Copy out the data below verbatim.

## Start Dataset

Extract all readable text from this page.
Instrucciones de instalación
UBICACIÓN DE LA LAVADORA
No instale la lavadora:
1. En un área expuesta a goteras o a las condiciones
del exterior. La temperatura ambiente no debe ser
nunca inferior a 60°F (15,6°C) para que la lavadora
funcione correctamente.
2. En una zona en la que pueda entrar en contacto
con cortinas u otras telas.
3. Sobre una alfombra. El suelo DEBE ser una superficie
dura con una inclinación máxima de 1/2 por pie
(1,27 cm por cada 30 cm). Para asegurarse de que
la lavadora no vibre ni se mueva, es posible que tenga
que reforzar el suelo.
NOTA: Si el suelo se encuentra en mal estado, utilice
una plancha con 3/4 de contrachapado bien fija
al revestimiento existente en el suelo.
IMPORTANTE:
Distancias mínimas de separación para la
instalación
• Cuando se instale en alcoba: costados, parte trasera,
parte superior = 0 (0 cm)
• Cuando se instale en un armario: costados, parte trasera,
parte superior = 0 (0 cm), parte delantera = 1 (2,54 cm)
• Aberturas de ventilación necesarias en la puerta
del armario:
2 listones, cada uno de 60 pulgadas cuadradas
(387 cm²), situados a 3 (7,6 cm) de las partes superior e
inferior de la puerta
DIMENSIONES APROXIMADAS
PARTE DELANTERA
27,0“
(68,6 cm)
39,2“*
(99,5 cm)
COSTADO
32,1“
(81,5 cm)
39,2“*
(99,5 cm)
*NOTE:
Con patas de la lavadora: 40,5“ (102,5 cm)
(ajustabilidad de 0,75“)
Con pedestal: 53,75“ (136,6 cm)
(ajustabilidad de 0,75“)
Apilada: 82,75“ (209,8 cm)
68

## End Dataset

Response for this exercise ::
Extract all readable text from this page.
Instrucciones de instalación
UBICACIÓN DE LA LAVADORA
No instale la lavadora:
1. En un área expuesta a goteras o a las condiciones
del exterior. La temperatura ambiente no debe ser
nunca inferior a 60°F (15,6°C) para que la lavadora
funcione correctamente.
2. En una zona en la que pueda entrar en contacto
con cortinas u otras telas.
3. Sobre una alfombra. El suelo DEBE ser una superficie
dura con una inclinación máxima de 1/2 por pie
(1,27 cm por cada 30 cm). Para asegurarse de que
la lavadora no vibre ni se mueva, es posible que tenga
que reforzar el suelo.
NOTA: Si el suelo se encuentra en mal estado, utilice
una plancha con 3/4 de contrachapado bien fija
al revestimiento existente en el suelo.
IMPORTANTE:
Distancias mínimas de separación para la
instalación
• Cuando se instale en alcoba: costados, parte trasera,
parte superior = 0 (0 cm)
• Cuando se instale en un armario: costados, parte trasera,
parte superior = 0 (0 cm), parte delantera = 1 (2,54 cm)
• Aberturas de ventilación necesarias en la puerta
del armario:
2 listones, cada uno de 60 pulgadas cuadradas
(387 cm²), situados a 3 (7,6 cm) de las partes superior e
inferior de la puerta
DIMENSIONES APROXIMADAS
PARTE DELANTERA
27,0“
(68,6 cm)
39,2“*
(99,5 cm)
COSTADO
32,1“
(81,5 cm)
39,2“*
(99,5 cm)
*NOTE:
Con patas de la lavadora: 40,5“ (102,5 cm)
(ajustabilidad de 0,75“)
Con pedestal: 53,75“ (136,6 cm)
(ajustabilidad de 0,75“)
Apilada: 82,75“ (209,8 cm)
68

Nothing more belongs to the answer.